● ЦЕЛЬ
Выведите без изменений фрагмент извлечённого текста от «В 1862 году» до «чувство — на убыль.» включительно.

Литмир - Электронная Библиотека
Содержание  
A
A

В 1862 году в газетной корреспонденции отец еще довольно тепло вспоминает о девочке с “умненьким личиком” [“Из одного дорожного дневника”. — “Северная пчела”, 1862, № 346, 22 дек. Без подписи.]. Два года спустя в “Некуда” доктор Розанов, то есть сам автор романа, уже находит, что дочь его — “изнеженная, слабая, — вдобавок с некоторыми весьма нехорошими наклонностями”. Оценка идет на снижение, чувство — на убыль.

● ИСХОДНЫЕ ДАННЫЕ
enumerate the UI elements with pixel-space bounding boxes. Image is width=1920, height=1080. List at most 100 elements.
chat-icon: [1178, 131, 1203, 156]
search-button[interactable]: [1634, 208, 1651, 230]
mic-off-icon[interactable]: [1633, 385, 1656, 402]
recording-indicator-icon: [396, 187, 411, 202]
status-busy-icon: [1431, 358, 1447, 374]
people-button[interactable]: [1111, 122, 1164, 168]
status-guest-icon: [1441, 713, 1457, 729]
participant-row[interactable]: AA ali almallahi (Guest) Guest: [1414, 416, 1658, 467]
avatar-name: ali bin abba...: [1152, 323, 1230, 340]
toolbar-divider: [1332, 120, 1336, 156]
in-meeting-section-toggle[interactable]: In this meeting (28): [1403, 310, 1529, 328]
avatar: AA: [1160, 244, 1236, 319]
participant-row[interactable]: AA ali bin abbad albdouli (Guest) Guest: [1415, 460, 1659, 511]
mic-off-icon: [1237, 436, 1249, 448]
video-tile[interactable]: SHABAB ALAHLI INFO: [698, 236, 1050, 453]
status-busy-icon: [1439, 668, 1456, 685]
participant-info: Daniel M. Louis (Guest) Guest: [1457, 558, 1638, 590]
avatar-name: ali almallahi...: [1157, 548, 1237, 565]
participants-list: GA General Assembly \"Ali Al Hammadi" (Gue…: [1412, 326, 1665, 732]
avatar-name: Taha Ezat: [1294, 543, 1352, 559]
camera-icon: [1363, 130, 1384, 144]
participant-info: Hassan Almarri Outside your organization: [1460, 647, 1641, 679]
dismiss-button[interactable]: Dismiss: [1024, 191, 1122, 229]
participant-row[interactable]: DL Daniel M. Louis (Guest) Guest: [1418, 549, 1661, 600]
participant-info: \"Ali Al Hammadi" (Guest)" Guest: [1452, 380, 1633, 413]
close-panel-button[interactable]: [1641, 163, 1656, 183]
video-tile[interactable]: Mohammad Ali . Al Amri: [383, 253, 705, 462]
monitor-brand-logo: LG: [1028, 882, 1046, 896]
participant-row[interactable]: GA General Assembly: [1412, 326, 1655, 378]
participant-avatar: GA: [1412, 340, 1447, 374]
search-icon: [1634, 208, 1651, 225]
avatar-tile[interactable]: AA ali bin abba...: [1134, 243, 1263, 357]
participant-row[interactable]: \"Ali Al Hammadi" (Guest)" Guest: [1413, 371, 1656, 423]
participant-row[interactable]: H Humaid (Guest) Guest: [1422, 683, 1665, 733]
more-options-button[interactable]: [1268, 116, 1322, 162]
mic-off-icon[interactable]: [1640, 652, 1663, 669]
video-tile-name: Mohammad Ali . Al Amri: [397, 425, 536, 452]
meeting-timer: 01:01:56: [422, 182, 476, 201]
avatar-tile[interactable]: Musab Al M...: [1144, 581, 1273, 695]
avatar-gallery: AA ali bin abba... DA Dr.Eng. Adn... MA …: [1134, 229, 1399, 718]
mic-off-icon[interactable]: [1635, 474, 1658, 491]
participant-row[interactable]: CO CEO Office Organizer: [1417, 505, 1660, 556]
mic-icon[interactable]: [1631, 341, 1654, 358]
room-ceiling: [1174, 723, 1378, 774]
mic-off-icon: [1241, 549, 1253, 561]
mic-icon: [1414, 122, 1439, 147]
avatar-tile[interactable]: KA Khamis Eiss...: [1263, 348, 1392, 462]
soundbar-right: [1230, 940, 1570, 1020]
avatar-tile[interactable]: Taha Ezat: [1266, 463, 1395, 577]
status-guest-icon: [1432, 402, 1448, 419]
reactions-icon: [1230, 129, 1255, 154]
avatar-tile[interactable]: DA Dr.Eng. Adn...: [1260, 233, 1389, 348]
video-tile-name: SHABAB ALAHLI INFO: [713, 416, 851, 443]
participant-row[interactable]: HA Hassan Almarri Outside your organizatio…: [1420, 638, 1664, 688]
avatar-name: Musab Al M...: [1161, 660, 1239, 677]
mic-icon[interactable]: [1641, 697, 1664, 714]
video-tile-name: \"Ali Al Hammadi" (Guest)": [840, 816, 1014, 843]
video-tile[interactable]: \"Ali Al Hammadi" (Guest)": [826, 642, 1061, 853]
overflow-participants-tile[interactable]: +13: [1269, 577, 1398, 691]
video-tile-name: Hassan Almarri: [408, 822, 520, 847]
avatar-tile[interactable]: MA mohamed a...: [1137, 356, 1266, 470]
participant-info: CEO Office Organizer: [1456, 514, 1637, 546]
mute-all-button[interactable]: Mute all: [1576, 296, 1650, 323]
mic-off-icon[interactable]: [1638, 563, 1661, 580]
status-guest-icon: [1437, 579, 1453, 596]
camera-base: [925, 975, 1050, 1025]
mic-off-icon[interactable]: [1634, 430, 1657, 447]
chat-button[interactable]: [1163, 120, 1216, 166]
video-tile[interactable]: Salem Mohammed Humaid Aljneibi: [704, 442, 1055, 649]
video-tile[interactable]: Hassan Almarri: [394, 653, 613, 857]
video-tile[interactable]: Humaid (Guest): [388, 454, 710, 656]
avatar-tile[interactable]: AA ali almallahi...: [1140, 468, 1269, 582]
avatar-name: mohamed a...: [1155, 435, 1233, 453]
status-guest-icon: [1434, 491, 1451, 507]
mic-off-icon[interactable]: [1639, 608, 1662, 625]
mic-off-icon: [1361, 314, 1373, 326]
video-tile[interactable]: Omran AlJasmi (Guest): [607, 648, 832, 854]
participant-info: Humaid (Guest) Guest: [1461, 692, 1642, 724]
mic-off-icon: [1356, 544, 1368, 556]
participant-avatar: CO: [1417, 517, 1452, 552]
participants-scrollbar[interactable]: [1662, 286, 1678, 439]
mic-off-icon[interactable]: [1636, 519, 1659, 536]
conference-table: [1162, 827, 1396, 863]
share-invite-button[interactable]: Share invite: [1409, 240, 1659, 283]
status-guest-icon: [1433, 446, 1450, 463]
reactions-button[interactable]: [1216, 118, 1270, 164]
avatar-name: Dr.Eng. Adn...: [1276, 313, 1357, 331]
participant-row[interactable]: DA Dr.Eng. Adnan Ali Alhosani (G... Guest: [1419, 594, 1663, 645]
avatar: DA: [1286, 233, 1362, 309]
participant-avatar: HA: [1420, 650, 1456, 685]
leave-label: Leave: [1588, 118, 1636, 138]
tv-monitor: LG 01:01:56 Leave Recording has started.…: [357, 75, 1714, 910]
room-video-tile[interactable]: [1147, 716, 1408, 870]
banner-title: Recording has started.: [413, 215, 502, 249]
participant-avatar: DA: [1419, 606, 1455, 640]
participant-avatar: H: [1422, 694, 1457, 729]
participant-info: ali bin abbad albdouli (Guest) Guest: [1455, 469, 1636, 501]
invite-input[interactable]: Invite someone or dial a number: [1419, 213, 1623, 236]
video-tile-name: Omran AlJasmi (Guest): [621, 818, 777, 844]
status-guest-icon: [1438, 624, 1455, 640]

...

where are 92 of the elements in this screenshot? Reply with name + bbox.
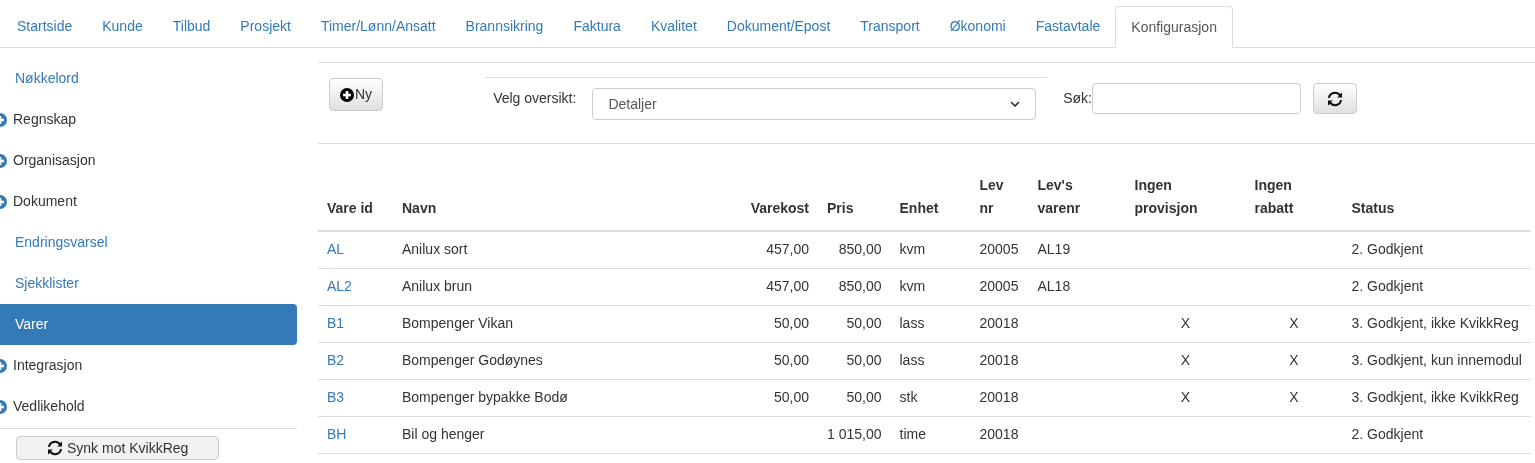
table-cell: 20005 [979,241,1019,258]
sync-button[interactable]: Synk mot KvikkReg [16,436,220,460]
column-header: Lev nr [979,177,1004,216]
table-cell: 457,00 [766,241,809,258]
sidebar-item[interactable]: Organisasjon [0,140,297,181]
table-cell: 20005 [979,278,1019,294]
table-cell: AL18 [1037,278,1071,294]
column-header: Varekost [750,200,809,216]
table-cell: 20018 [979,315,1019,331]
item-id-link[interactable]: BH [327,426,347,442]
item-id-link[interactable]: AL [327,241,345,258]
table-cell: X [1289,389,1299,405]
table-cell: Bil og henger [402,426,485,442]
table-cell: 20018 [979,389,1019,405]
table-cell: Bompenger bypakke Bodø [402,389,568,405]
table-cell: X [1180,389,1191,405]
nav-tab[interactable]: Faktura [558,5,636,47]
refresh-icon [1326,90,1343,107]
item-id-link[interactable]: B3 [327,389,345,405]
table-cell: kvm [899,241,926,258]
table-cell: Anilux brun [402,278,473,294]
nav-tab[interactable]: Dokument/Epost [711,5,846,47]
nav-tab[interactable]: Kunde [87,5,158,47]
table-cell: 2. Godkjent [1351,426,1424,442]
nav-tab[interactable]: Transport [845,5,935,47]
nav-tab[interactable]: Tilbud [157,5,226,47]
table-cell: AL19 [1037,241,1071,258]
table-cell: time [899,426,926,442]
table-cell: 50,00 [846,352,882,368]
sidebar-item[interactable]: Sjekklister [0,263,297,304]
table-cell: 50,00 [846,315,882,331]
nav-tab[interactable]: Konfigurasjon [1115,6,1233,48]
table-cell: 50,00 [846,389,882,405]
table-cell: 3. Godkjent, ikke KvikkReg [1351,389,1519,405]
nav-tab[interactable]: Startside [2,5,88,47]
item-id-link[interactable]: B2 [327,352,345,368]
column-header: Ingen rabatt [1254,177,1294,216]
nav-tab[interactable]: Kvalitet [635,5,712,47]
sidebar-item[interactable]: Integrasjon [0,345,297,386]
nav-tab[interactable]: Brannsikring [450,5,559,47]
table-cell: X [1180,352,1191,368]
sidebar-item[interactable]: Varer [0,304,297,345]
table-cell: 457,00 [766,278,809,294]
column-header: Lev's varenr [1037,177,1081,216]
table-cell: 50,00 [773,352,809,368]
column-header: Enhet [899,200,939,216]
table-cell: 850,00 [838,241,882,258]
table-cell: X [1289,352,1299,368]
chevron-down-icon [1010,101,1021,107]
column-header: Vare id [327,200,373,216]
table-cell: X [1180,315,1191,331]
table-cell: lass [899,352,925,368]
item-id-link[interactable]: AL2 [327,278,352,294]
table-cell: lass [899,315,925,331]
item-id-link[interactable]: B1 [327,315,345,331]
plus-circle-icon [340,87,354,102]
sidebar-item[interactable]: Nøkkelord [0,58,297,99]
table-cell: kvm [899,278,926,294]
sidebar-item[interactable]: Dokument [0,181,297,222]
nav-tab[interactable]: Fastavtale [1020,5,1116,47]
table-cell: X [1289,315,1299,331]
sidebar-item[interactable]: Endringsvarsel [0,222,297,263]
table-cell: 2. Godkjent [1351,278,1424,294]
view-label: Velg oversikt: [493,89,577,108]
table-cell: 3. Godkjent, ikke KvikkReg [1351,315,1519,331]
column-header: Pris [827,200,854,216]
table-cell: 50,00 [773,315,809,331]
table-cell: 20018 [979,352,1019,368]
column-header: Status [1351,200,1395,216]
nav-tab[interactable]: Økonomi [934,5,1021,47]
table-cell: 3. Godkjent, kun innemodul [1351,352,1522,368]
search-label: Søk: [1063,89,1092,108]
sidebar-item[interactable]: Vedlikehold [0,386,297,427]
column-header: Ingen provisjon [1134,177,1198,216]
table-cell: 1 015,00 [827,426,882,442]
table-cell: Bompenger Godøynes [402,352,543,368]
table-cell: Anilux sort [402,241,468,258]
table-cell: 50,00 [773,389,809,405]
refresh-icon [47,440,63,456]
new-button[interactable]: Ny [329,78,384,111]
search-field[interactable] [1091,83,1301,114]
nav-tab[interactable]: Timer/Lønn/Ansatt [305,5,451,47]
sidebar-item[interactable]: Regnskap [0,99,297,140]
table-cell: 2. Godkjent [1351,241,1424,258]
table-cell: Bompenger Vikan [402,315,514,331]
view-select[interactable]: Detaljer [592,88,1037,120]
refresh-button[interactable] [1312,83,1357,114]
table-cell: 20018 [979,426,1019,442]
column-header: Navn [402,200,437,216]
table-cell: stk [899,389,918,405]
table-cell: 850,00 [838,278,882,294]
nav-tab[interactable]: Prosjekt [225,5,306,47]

● РЕШЕНИЕ ЗАДАНИЯ
В 1862 году в газетной корреспонденции отец еще довольно тепло вспоминает о девочке с “умненьким личиком” [“Из одного дорожного дневника”. — “Северная пчела”, 1862, № 346, 22 дек. Без подписи.]. Два года спустя в “Некуда” доктор Розанов, то есть сам автор романа, уже находит, что дочь его — “изнеженная, слабая, — вдобавок с некоторыми весьма нехорошими наклонностями”. Оценка идет на снижение, чувство — на убыль.